In the material below, count the lines with the word "Known" and state that number only.

### Chart and figure data
--*--
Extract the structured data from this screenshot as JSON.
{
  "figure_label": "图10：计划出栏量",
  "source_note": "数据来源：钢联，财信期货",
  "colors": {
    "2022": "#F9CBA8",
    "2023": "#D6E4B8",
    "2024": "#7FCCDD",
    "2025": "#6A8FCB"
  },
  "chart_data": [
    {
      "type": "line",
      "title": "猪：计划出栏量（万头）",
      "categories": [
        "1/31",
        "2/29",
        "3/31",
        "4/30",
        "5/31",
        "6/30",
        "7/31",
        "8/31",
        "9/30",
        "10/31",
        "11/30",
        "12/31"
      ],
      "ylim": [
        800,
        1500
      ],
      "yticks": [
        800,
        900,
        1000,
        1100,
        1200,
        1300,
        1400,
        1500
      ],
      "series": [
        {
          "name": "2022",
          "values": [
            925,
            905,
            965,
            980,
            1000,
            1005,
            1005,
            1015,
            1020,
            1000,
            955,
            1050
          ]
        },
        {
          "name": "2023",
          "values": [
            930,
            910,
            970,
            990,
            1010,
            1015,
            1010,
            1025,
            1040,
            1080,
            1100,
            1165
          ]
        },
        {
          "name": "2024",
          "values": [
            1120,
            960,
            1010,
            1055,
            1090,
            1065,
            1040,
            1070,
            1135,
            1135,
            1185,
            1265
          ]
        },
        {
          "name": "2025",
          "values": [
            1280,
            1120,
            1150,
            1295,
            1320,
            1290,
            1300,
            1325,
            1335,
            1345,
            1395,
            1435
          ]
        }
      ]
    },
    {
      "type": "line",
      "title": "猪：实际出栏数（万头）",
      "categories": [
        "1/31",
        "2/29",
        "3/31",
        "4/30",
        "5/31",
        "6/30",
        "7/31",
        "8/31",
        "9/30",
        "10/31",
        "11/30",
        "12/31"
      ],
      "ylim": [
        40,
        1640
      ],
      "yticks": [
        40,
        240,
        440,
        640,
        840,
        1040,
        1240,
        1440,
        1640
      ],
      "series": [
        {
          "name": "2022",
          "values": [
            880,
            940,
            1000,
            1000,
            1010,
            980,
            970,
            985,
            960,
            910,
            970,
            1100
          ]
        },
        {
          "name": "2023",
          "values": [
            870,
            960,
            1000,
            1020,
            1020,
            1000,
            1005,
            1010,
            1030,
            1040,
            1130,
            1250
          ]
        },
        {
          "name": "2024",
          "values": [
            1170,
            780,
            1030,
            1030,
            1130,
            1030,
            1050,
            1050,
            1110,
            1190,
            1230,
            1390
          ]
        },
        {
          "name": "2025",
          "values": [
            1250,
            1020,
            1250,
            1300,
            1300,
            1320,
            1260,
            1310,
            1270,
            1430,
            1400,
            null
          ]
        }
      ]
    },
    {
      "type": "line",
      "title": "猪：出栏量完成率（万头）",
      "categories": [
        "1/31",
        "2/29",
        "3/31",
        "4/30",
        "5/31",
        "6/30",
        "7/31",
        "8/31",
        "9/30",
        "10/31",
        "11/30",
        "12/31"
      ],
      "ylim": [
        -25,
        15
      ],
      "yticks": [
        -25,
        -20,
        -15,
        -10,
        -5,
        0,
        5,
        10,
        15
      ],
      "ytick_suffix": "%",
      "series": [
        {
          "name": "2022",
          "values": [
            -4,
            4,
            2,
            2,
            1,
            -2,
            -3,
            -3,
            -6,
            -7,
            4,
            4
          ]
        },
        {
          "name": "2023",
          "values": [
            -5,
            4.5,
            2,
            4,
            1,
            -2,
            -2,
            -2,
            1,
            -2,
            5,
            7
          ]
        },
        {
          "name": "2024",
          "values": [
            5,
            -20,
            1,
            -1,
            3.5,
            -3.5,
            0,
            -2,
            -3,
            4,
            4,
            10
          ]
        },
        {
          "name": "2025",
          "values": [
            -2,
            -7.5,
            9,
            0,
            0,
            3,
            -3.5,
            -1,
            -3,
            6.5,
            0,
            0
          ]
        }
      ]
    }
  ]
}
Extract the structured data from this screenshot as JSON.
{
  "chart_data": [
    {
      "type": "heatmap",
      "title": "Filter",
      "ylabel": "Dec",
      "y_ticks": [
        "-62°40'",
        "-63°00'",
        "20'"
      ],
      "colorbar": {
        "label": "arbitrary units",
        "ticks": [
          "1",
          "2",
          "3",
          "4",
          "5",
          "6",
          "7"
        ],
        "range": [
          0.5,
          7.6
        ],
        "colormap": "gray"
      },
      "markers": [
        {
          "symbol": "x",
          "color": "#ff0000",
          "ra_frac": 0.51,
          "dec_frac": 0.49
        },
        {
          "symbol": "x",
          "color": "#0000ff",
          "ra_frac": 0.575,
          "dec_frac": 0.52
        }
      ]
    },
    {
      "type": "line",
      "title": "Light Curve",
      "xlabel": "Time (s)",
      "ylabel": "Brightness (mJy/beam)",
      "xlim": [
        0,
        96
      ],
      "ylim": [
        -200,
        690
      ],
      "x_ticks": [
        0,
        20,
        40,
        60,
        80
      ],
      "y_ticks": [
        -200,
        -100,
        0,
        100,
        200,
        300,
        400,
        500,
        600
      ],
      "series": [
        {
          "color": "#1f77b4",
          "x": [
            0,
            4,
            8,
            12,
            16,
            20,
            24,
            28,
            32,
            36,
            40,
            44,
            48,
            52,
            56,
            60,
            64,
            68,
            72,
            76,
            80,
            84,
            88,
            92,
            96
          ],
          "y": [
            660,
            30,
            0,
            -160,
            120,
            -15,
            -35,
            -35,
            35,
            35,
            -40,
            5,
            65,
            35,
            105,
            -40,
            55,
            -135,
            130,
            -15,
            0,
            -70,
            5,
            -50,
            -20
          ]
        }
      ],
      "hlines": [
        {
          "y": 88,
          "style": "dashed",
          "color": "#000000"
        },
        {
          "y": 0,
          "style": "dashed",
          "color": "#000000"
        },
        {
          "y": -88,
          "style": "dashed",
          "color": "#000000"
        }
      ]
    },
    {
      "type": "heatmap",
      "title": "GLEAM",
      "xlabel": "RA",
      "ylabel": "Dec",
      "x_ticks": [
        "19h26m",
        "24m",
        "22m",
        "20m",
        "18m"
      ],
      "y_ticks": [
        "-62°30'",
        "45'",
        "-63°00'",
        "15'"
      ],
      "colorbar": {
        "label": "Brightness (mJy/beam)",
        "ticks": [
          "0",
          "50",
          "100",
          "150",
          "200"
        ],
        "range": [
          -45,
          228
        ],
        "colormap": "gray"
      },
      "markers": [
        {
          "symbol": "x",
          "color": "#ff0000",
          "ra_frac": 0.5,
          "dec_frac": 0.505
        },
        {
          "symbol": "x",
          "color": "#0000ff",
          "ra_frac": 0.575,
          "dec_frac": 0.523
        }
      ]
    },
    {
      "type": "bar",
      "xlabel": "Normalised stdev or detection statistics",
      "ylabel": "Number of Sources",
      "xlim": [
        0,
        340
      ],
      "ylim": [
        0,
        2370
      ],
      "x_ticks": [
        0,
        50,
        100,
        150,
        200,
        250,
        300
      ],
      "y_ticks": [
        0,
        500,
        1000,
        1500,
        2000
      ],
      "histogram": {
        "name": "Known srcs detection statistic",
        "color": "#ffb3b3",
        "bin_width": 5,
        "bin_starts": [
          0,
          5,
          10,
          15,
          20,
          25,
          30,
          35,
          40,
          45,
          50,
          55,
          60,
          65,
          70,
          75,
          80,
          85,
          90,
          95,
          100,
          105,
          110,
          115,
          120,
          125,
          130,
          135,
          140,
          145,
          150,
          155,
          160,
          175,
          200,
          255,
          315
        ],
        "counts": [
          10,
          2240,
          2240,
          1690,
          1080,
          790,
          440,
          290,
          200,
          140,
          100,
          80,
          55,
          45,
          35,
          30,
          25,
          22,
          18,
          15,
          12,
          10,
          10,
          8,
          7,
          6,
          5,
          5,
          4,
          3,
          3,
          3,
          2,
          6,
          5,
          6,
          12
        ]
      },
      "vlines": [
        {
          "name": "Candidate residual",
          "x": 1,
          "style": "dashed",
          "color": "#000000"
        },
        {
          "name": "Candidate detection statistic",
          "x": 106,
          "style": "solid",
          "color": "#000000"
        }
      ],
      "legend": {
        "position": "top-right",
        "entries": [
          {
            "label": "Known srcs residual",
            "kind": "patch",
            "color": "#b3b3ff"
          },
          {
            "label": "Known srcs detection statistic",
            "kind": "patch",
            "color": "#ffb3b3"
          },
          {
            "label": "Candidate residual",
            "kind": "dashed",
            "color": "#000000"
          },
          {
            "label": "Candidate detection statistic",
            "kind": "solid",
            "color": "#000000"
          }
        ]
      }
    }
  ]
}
--*--
### RESPONSE
3